From the line with "Decode this image" through the final line, please write out the listing exactly, including both of those lines.

[Records from a collection]
◆ ◆ ◆ ◆ ◆

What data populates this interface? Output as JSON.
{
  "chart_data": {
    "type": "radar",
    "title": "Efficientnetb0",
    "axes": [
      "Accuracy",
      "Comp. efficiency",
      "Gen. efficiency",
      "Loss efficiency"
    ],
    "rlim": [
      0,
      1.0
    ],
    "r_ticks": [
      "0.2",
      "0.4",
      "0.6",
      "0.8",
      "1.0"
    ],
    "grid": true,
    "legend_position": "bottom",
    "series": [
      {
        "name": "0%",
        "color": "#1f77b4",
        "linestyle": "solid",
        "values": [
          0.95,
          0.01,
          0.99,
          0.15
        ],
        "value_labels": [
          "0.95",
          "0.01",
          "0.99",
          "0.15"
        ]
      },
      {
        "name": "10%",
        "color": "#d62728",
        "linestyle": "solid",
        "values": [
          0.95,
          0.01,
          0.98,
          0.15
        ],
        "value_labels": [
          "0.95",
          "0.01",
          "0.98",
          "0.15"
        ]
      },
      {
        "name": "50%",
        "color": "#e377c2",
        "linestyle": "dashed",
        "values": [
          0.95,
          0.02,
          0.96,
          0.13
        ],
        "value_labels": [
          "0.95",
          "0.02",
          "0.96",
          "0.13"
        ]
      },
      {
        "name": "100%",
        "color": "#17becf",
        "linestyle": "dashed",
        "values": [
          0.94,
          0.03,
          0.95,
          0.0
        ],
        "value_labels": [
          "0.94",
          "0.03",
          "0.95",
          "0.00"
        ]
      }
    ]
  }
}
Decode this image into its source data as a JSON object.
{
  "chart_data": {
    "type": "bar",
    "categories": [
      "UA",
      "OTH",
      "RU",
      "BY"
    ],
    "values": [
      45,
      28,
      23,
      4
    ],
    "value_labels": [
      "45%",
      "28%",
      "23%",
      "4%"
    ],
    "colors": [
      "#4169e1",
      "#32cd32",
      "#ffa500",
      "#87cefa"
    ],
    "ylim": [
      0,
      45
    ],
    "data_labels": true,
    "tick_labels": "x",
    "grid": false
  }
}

◆ ◆ ◆ ◆ ◆

**Response to the task**
Decode this image into its source data as a JSON object.
{
  "chart_data": {
    "type": "bar",
    "categories": [
      "UA",
      "OTH",
      "RU",
      "BY"
    ],
    "values": [
      45,
      28,
      23,
      4
    ],
    "value_labels": [
      "45%",
      "28%",
      "23%",
      "4%"
    ],
    "colors": [
      "#4169e1",
      "#32cd32",
      "#ffa500",
      "#87cefa"
    ],
    "ylim": [
      0,
      45
    ],
    "data_labels": true,
    "tick_labels": "x",
    "grid": false
  }
}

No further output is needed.